**INSTRUCTIONS FOR THE TASK**
Each line that holds the word "screenshot" should be returned.

**EXERCISE INPUT**
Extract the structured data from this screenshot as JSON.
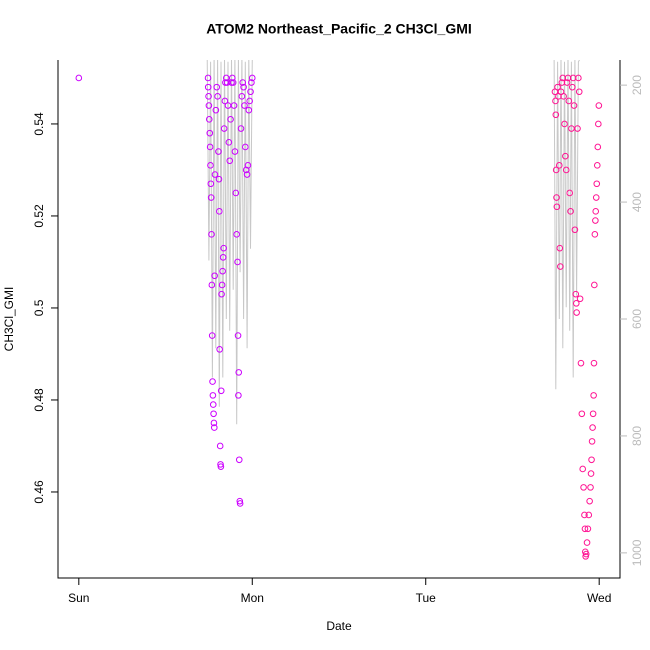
{
  "chart_data": {
    "type": "scatter",
    "title": "ATOM2 Northeast_Pacific_2 CH3Cl_GMI",
    "xlabel": "Date",
    "ylabel": "CH3Cl_GMI",
    "xlim": [
      -0.12,
      3.12
    ],
    "xticks": [
      {
        "value": 0,
        "label": "Sun"
      },
      {
        "value": 1,
        "label": "Mon"
      },
      {
        "value": 2,
        "label": "Tue"
      },
      {
        "value": 3,
        "label": "Wed"
      }
    ],
    "ylim": [
      0.4413,
      0.5539
    ],
    "yticks": [
      0.46,
      0.48,
      0.5,
      0.52,
      0.54
    ],
    "y2lim": [
      1043,
      157
    ],
    "y2ticks": [
      200,
      400,
      600,
      800,
      1000
    ],
    "y2color": "#bbbbbb",
    "series": [
      {
        "color": "#cc00ff",
        "x": [
          0,
          0.745,
          0.746,
          0.748,
          0.75,
          0.752,
          0.755,
          0.757,
          0.759,
          0.761,
          0.763,
          0.765,
          0.767,
          0.769,
          0.771,
          0.773,
          0.775,
          0.777,
          0.779,
          0.781,
          0.783,
          0.785,
          0.79,
          0.795,
          0.8,
          0.805,
          0.808,
          0.81,
          0.812,
          0.815,
          0.817,
          0.819,
          0.821,
          0.823,
          0.826,
          0.829,
          0.832,
          0.835,
          0.838,
          0.842,
          0.845,
          0.85,
          0.855,
          0.86,
          0.865,
          0.87,
          0.875,
          0.88,
          0.885,
          0.89,
          0.895,
          0.9,
          0.905,
          0.91,
          0.915,
          0.918,
          0.92,
          0.922,
          0.925,
          0.928,
          0.93,
          0.935,
          0.94,
          0.945,
          0.95,
          0.955,
          0.96,
          0.965,
          0.97,
          0.975,
          0.98,
          0.985,
          0.99,
          0.995,
          1.0
        ],
        "values": [
          0.55,
          0.55,
          0.548,
          0.546,
          0.544,
          0.541,
          0.538,
          0.535,
          0.531,
          0.527,
          0.524,
          0.516,
          0.505,
          0.494,
          0.484,
          0.481,
          0.479,
          0.477,
          0.475,
          0.474,
          0.507,
          0.529,
          0.543,
          0.548,
          0.546,
          0.534,
          0.528,
          0.521,
          0.491,
          0.47,
          0.466,
          0.4655,
          0.482,
          0.503,
          0.505,
          0.508,
          0.511,
          0.513,
          0.539,
          0.545,
          0.549,
          0.55,
          0.549,
          0.544,
          0.536,
          0.532,
          0.541,
          0.549,
          0.55,
          0.549,
          0.544,
          0.534,
          0.525,
          0.516,
          0.51,
          0.494,
          0.481,
          0.486,
          0.467,
          0.458,
          0.4575,
          0.539,
          0.546,
          0.549,
          0.548,
          0.544,
          0.535,
          0.53,
          0.529,
          0.531,
          0.543,
          0.545,
          0.547,
          0.549,
          0.55
        ]
      },
      {
        "color": "#ff1493",
        "x": [
          2.745,
          2.748,
          2.75,
          2.752,
          2.754,
          2.756,
          2.76,
          2.765,
          2.77,
          2.773,
          2.776,
          2.78,
          2.785,
          2.79,
          2.795,
          2.8,
          2.805,
          2.81,
          2.815,
          2.82,
          2.825,
          2.83,
          2.835,
          2.84,
          2.845,
          2.85,
          2.855,
          2.86,
          2.865,
          2.868,
          2.87,
          2.875,
          2.88,
          2.885,
          2.89,
          2.895,
          2.9,
          2.905,
          2.91,
          2.915,
          2.918,
          2.92,
          2.922,
          2.925,
          2.93,
          2.935,
          2.94,
          2.945,
          2.95,
          2.953,
          2.956,
          2.959,
          2.962,
          2.965,
          2.968,
          2.97,
          2.972,
          2.975,
          2.978,
          2.98,
          2.983,
          2.986,
          2.989,
          2.992,
          2.995,
          2.998
        ],
        "values": [
          0.547,
          0.545,
          0.542,
          0.53,
          0.524,
          0.522,
          0.548,
          0.546,
          0.531,
          0.513,
          0.509,
          0.547,
          0.549,
          0.55,
          0.546,
          0.54,
          0.533,
          0.53,
          0.549,
          0.55,
          0.545,
          0.525,
          0.521,
          0.539,
          0.548,
          0.55,
          0.544,
          0.517,
          0.503,
          0.501,
          0.499,
          0.539,
          0.55,
          0.547,
          0.502,
          0.488,
          0.477,
          0.465,
          0.461,
          0.455,
          0.452,
          0.447,
          0.446,
          0.4465,
          0.449,
          0.452,
          0.455,
          0.458,
          0.461,
          0.464,
          0.467,
          0.471,
          0.474,
          0.477,
          0.481,
          0.488,
          0.505,
          0.516,
          0.519,
          0.521,
          0.524,
          0.527,
          0.531,
          0.535,
          0.54,
          0.544
        ]
      },
      {
        "type": "line",
        "axis": "y2",
        "color": "#c8c8c8",
        "x": [
          0.74,
          0.75,
          0.76,
          0.77,
          0.78,
          0.79,
          0.8,
          0.81,
          0.82,
          0.83,
          0.84,
          0.85,
          0.86,
          0.87,
          0.88,
          0.89,
          0.9,
          0.91,
          0.92,
          0.93,
          0.94,
          0.95,
          0.96,
          0.97,
          0.98,
          0.99,
          1.0,
          null,
          2.74,
          2.75,
          2.76,
          2.77,
          2.78,
          2.79,
          2.8,
          2.81,
          2.82,
          2.83,
          2.84,
          2.85,
          2.86,
          2.87,
          2.88,
          2.9
        ],
        "values": [
          150,
          500,
          160,
          700,
          150,
          650,
          150,
          750,
          160,
          700,
          150,
          600,
          160,
          620,
          150,
          550,
          150,
          780,
          150,
          520,
          150,
          600,
          160,
          650,
          150,
          480,
          150,
          null,
          150,
          720,
          160,
          600,
          150,
          650,
          160,
          580,
          150,
          620,
          160,
          700,
          150,
          560,
          160,
          150
        ]
      }
    ]
  }
}
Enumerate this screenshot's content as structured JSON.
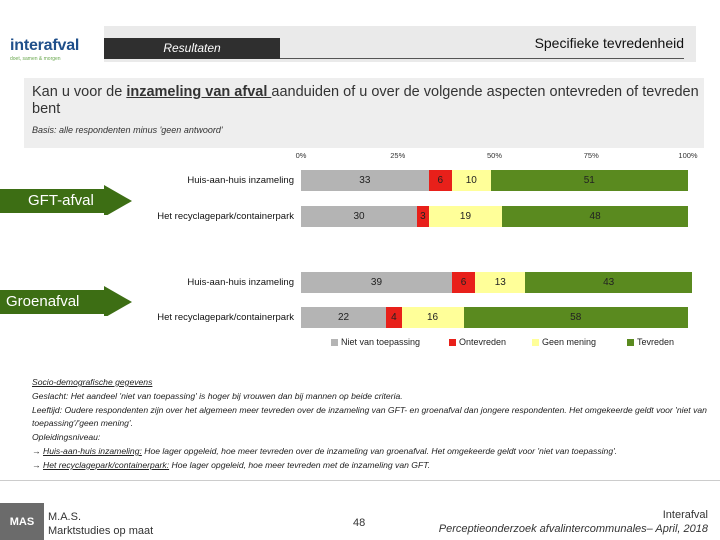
{
  "header": {
    "logo_text_main": "interafval",
    "logo_text_sub": "doet, samen & morgen",
    "section_label": "Resultaten",
    "page_title": "Specifieke tevredenheid"
  },
  "question": {
    "prefix": "Kan u voor de ",
    "emphasis": "inzameling van afval ",
    "suffix": "aanduiden of u over de volgende aspecten ontevreden of tevreden bent",
    "basis": "Basis: alle respondenten minus 'geen antwoord'"
  },
  "chart_data": {
    "type": "bar",
    "orientation": "horizontal",
    "stacked": true,
    "x_tick_labels": [
      "0%",
      "25%",
      "50%",
      "75%",
      "100%"
    ],
    "xlim": [
      0,
      100
    ],
    "groups": [
      "GFT-afval",
      "Groenafval"
    ],
    "categories": [
      "Huis-aan-huis inzameling",
      "Het recyclagepark/containerpark",
      "Huis-aan-huis inzameling",
      "Het recyclagepark/containerpark"
    ],
    "series": [
      {
        "name": "Niet van toepassing",
        "color": "#b4b4b4",
        "values": [
          33,
          30,
          39,
          22
        ]
      },
      {
        "name": "Ontevreden",
        "color": "#e8201a",
        "values": [
          6,
          3,
          6,
          4
        ]
      },
      {
        "name": "Geen mening",
        "color": "#ffff99",
        "values": [
          10,
          19,
          13,
          16
        ]
      },
      {
        "name": "Tevreden",
        "color": "#5a8a1f",
        "values": [
          51,
          48,
          43,
          58
        ]
      }
    ]
  },
  "notes": {
    "title": "Socio-demografische gegevens",
    "gender": "Geslacht: Het aandeel 'niet van toepassing' is hoger bij vrouwen dan bij mannen op beide criteria.",
    "age": "Leeftijd: Oudere respondenten zijn over het algemeen meer tevreden over de inzameling van GFT- en groenafval dan jongere respondenten. Het omgekeerde geldt voor 'niet van toepassing'/'geen mening'.",
    "education_title": "Opleidingsniveau:",
    "edu1_label": "Huis-aan-huis inzameling:",
    "edu1_text": " Hoe lager opgeleid, hoe meer tevreden over de inzameling van groenafval. Het omgekeerde geldt voor 'niet van toepassing'.",
    "edu2_label": "Het recyclagepark/containerpark:",
    "edu2_text": " Hoe lager opgeleid, hoe meer tevreden met de inzameling van GFT.",
    "arrow": "→"
  },
  "footer": {
    "mas_logo": "MAS",
    "mas_line1": "M.A.S.",
    "mas_line2": "Marktstudies op maat",
    "page_number": "48",
    "client": "Interafval",
    "report": "Perceptieonderzoek afvalintercommunales– April, 2018"
  }
}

**SOLUTION TO THE EXERCISE**
Extract the structured data from this screenshot as JSON.
Enumerate this screenshot's content as structured JSON.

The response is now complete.